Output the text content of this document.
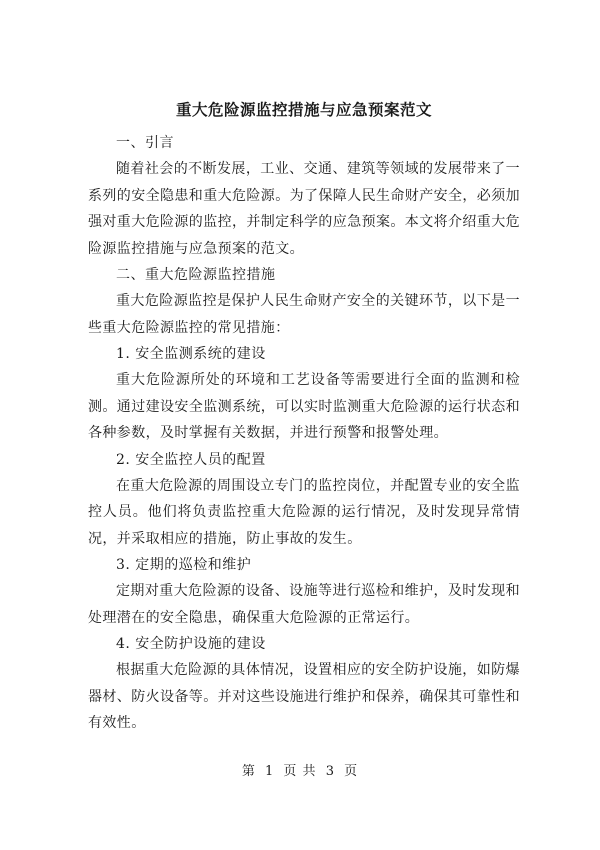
重大危险源监控措施与应急预案范文

一、引言

随着社会的不断发展，工业、交通、建筑等领域的发展带来了一系列的安全隐患和重大危险源。为了保障人民生命财产安全，必须加强对重大危险源的监控，并制定科学的应急预案。本文将介绍重大危险源监控措施与应急预案的范文。

二、重大危险源监控措施

重大危险源监控是保护人民生命财产安全的关键环节，以下是一些重大危险源监控的常见措施：

1. 安全监测系统的建设

重大危险源所处的环境和工艺设备等需要进行全面的监测和检测。通过建设安全监测系统，可以实时监测重大危险源的运行状态和各种参数，及时掌握有关数据，并进行预警和报警处理。

2. 安全监控人员的配置

在重大危险源的周围设立专门的监控岗位，并配置专业的安全监控人员。他们将负责监控重大危险源的运行情况，及时发现异常情况，并采取相应的措施，防止事故的发生。

3. 定期的巡检和维护

定期对重大危险源的设备、设施等进行巡检和维护，及时发现和处理潜在的安全隐患，确保重大危险源的正常运行。

4. 安全防护设施的建设

根据重大危险源的具体情况，设置相应的安全防护设施，如防爆器材、防火设备等。并对这些设施进行维护和保养，确保其可靠性和有效性。

第 1 页 共 3 页
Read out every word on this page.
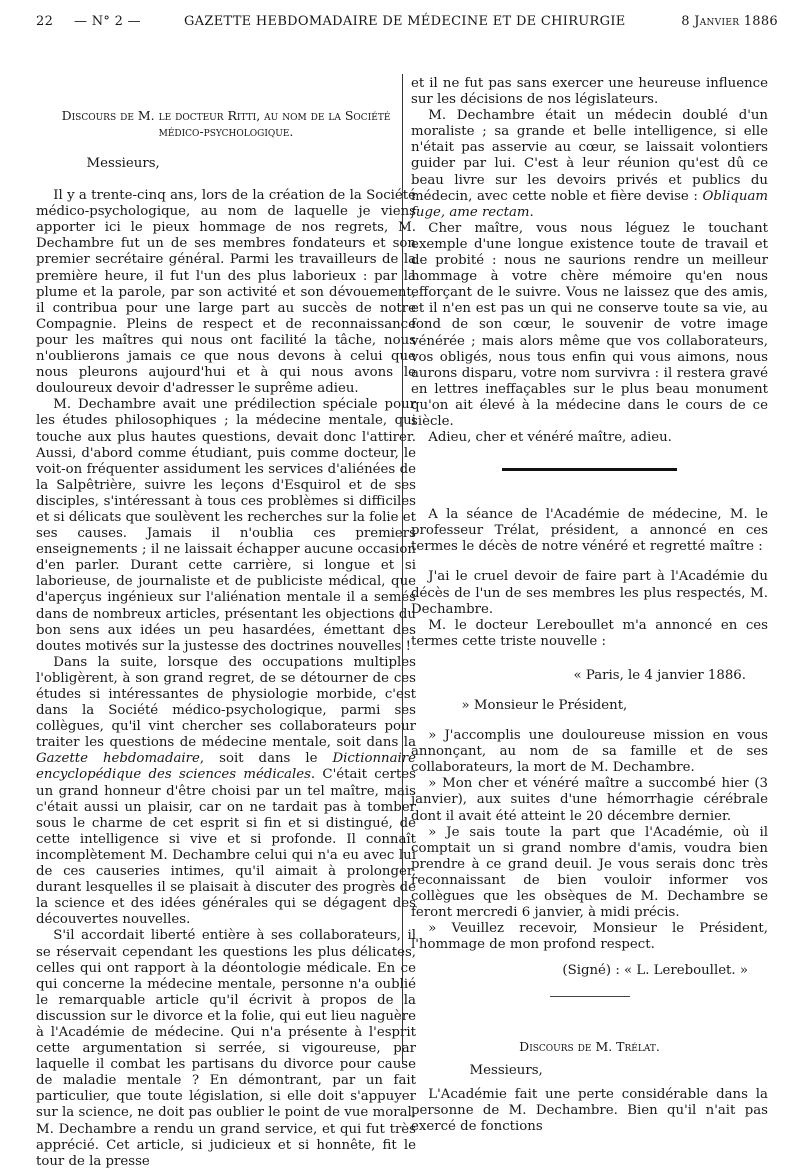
22 — N° 2 —	GAZETTE HEBDOMADAIRE DE MÉDECINE ET DE CHIRURGIE	8 Janvier 1886
Discours de M. le docteur Ritti, au nom de la Société
médico-psychologique.

Messieurs,

Il y a trente-cinq ans, lors de la création de la Société médico-psychologique, au nom de laquelle je viens apporter ici le pieux hommage de nos regrets, M. Dechambre fut un de ses membres fondateurs et son premier secrétaire général. Parmi les travailleurs de la première heure, il fut l'un des plus laborieux : par la plume et la parole, par son activité et son dévouement, il contribua pour une large part au succès de notre Compagnie. Pleins de respect et de reconnaissance pour les maîtres qui nous ont facilité la tâche, nous n'oublierons jamais ce que nous devons à celui que nous pleurons aujourd'hui et à qui nous avons le douloureux devoir d'adresser le suprême adieu.

M. Dechambre avait une prédilection spéciale pour les études philosophiques ; la médecine mentale, qui touche aux plus hautes questions, devait donc l'attirer. Aussi, d'abord comme étudiant, puis comme docteur, le voit-on fréquenter assidument les services d'aliénées de la Salpêtrière, suivre les leçons d'Esquirol et de ses disciples, s'intéressant à tous ces problèmes si difficiles et si délicats que soulèvent les recherches sur la folie et ses causes. Jamais il n'oublia ces premiers enseignements ; il ne laissait échapper aucune occasion d'en parler. Durant cette carrière, si longue et si laborieuse, de journaliste et de publiciste médical, que d'aperçus ingénieux sur l'aliénation mentale il a semés dans de nombreux articles, présentant les objections du bon sens aux idées un peu hasardées, émettant des doutes motivés sur la justesse des doctrines nouvelles !

Dans la suite, lorsque des occupations multiples l'obligèrent, à son grand regret, de se détourner de ces études si intéressantes de physiologie morbide, c'est dans la Société médico-psychologique, parmi ses collègues, qu'il vint chercher ses collaborateurs pour traiter les questions de médecine mentale, soit dans la Gazette hebdomadaire, soit dans le Dictionnaire encyclopédique des sciences médicales. C'était certes un grand honneur d'être choisi par un tel maître, mais c'était aussi un plaisir, car on ne tardait pas à tomber sous le charme de cet esprit si fin et si distingué, de cette intelligence si vive et si profonde. Il connaît incomplètement M. Dechambre celui qui n'a eu avec lui de ces causeries intimes, qu'il aimait à prolonger, durant lesquelles il se plaisait à discuter des progrès de la science et des idées générales qui se dégagent des découvertes nouvelles.

S'il accordait liberté entière à ses collaborateurs, il se réservait cependant les questions les plus délicates, celles qui ont rapport à la déontologie médicale. En ce qui concerne la médecine mentale, personne n'a oublié le remarquable article qu'il écrivit à propos de la discussion sur le divorce et la folie, qui eut lieu naguère à l'Académie de médecine. Qui n'a présente à l'esprit cette argumentation si serrée, si vigoureuse, par laquelle il combat les partisans du divorce pour cause de maladie mentale ? En démontrant, par un fait particulier, que toute législation, si elle doit s'appuyer sur la science, ne doit pas oublier le point de vue moral, M. Dechambre a rendu un grand service, et qui fut très apprécié. Cet article, si judicieux et si honnête, fit le tour de la presse

et il ne fut pas sans exercer une heureuse influence sur les décisions de nos législateurs.

M. Dechambre était un médecin doublé d'un moraliste ; sa grande et belle intelligence, si elle n'était pas asservie au cœur, se laissait volontiers guider par lui. C'est à leur réunion qu'est dû ce beau livre sur les devoirs privés et publics du médecin, avec cette noble et fière devise : Obliquam fuge, ame rectam.

Cher maître, vous nous léguez le touchant exemple d'une longue existence toute de travail et de probité : nous ne saurions rendre un meilleur hommage à votre chère mémoire qu'en nous efforçant de le suivre. Vous ne laissez que des amis, et il n'en est pas un qui ne conserve toute sa vie, au fond de son cœur, le souvenir de votre image vénérée ; mais alors même que vos collaborateurs, vos obligés, nous tous enfin qui vous aimons, nous aurons disparu, votre nom survivra : il restera gravé en lettres ineffaçables sur le plus beau monument qu'on ait élevé à la médecine dans le cours de ce siècle.

Adieu, cher et vénéré maître, adieu.

A la séance de l'Académie de médecine, M. le professeur Trélat, président, a annoncé en ces termes le décès de notre vénéré et regretté maître :

J'ai le cruel devoir de faire part à l'Académie du décès de l'un de ses membres les plus respectés, M. Dechambre.

M. le docteur Lereboullet m'a annoncé en ces termes cette triste nouvelle :

« Paris, le 4 janvier 1886.

» Monsieur le Président,

» J'accomplis une douloureuse mission en vous annonçant, au nom de sa famille et de ses collaborateurs, la mort de M. Dechambre.

» Mon cher et vénéré maître a succombé hier (3 janvier), aux suites d'une hémorrhagie cérébrale dont il avait été atteint le 20 décembre dernier.

» Je sais toute la part que l'Académie, où il comptait un si grand nombre d'amis, voudra bien prendre à ce grand deuil. Je vous serais donc très reconnaissant de bien vouloir informer vos collègues que les obsèques de M. Dechambre se feront mercredi 6 janvier, à midi précis.

» Veuillez recevoir, Monsieur le Président, l'hommage de mon profond respect.

(Signé) : « L. Lereboullet. »

Discours de M. Trélat.

Messieurs,

L'Académie fait une perte considérable dans la personne de M. Dechambre. Bien qu'il n'ait pas exercé de fonctions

:::::

## To be done
Pull out all lines from the listing that contain the string "Monsieur".

## Response to this exercise
» Monsieur le Président,
» Veuillez recevoir, Monsieur le Président, l'hommage de mon profond respect.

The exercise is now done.